Challenge 1
Pull out every row below that contains the string "medallion". Case counts, so only rows that match it in the same case qualify.

— Start of Selected extract —

Late in the second season of Twin Peaks, Dale Cooper, having been placed on leave from the FBI, arrives with real estate agent Irene Littlehorse at a somewhat disheveled bungalow that she didn’t intend to show him as he looked for a local place to call home.
“Well, it's still standing,” says Littlehorse somewhat apologetically, “almost by force of habit.”
“A little habit,” Cooper replies (much in the way you imagine David Lynch might), “can provide a strong foundation.”
This is what our self-regulatory defaults, habits, and routines are all about. Such tools and the comfort they provide are not about closing oneself off from new experiences or unexpected changes, but about providing a physiological and psychological home base of sorts from which you might derive the strength and capacity to attempt the new or handle the unexpected.
To be completely honest, I started out not knowing exactly how the other Irene Littlehorse quote would factor in here. It’s just something I remembered from the same scene, as she describes how the property got the name Dead Dog Farm.
Coming across a dead dog, for most people anyway, would be both new and unexpected. Having a strong foundation built upon habits is a way of exercising as much anticipatory control as possible so that resources might possibly be available should the need for compensatory control arise (and in a world of continuous bombardment the need for compensatory control is almost certainly guaranteed).
If I can reach for a way to make the story of Dead Dog Farm make sense here, perhaps the empathy of that “pure heart” actually comes from having within oneself and one’s own life a strong foundation you’ve built in order to securely stand in a world you can’t always control. The robust defaults of habit and routine are not somehow acts of antisociality but instead arguably the prerequisites if you hope to develop a true capacity for social concern and outward attention.

— End of Selected extract —
— Start of Dataset entries —

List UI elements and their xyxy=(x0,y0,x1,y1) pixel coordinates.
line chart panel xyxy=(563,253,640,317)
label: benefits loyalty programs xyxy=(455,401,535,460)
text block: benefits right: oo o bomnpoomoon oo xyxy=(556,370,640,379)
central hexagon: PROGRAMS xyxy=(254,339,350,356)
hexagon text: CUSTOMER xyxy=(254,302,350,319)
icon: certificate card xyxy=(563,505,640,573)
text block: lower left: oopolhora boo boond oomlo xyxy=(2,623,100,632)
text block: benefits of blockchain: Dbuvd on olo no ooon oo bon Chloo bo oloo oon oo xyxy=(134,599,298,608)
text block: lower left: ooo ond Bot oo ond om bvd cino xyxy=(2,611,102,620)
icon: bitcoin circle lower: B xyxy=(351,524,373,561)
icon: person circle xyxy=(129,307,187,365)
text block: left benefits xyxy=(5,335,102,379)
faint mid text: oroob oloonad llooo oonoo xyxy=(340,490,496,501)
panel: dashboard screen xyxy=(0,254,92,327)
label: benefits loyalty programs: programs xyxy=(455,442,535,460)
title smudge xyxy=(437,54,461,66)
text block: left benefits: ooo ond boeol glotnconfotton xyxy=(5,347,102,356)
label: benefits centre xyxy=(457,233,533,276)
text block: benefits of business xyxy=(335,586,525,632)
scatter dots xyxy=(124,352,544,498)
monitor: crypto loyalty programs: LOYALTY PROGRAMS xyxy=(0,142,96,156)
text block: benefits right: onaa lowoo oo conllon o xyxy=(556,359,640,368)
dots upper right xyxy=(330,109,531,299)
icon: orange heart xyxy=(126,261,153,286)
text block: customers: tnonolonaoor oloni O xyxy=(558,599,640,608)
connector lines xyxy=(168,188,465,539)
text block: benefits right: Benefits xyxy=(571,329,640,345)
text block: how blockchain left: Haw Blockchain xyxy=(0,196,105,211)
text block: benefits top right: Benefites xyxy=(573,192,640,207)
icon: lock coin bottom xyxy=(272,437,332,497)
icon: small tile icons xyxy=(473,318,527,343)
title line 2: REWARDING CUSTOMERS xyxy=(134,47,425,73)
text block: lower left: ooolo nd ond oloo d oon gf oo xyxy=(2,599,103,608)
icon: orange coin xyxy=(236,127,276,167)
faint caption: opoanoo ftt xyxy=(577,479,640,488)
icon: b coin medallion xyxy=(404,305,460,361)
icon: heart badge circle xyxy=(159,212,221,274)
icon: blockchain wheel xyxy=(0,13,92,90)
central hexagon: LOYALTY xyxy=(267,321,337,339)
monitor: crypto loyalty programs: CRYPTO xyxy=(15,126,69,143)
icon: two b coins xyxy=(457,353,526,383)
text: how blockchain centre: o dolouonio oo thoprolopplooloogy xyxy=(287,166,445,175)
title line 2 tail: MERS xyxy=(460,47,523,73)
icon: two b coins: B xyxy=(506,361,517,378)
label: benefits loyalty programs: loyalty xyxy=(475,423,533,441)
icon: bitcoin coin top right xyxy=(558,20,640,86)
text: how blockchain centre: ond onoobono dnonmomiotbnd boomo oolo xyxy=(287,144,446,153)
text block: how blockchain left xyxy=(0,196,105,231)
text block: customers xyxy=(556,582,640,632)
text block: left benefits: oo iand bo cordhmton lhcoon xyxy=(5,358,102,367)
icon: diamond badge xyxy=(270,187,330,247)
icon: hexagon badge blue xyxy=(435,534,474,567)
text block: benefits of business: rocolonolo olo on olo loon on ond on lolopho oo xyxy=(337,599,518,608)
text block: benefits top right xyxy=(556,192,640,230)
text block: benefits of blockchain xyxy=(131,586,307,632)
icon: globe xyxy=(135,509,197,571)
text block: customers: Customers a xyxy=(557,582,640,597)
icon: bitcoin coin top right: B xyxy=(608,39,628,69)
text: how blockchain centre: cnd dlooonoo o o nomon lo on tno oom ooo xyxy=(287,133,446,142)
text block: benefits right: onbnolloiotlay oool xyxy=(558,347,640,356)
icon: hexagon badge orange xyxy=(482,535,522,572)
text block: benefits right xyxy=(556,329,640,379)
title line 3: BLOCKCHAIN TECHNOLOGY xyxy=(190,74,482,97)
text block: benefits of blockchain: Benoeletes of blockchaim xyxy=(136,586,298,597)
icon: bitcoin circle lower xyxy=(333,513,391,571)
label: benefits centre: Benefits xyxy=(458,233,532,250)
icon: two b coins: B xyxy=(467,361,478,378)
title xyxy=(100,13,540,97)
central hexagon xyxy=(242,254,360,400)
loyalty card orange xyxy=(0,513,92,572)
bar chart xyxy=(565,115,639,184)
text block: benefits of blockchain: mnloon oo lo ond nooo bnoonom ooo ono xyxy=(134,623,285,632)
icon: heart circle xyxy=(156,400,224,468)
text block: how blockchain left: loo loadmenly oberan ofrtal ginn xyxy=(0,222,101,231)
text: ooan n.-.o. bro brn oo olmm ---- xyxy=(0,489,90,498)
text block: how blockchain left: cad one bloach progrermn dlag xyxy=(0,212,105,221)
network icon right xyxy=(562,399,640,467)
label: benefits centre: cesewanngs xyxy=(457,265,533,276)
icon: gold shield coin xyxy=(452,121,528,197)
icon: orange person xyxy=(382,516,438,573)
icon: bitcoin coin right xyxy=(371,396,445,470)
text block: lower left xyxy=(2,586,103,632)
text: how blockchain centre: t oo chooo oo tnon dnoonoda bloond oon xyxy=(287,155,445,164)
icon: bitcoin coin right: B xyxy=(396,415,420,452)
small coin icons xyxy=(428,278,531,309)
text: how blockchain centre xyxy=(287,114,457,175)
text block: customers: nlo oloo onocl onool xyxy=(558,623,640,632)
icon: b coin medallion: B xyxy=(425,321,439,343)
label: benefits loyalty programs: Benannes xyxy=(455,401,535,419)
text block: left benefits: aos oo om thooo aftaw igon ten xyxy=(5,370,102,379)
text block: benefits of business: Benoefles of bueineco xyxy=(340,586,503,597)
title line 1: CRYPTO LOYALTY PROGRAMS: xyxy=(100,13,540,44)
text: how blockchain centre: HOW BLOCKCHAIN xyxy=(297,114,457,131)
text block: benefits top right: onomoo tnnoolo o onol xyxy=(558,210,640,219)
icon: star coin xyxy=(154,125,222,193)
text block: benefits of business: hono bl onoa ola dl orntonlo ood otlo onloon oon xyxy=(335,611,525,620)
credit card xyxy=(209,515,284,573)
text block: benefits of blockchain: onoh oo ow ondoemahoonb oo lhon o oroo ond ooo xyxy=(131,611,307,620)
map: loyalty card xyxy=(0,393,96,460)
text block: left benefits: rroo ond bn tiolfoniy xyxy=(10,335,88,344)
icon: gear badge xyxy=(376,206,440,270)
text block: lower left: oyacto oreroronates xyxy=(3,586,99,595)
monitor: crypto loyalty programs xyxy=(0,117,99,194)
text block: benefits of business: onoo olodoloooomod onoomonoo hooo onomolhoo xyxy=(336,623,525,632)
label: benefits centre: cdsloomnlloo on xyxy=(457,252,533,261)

— End of Dataset entries —

Challenge 2
List every person named in the passage on habit as a foundation above.

Task answer 1
icon: b coin medallion xyxy=(404,305,460,361)
icon: b coin medallion: B xyxy=(425,321,439,343)

Task answer 2
Dale Cooper, Irene Littlehorse, David Lynch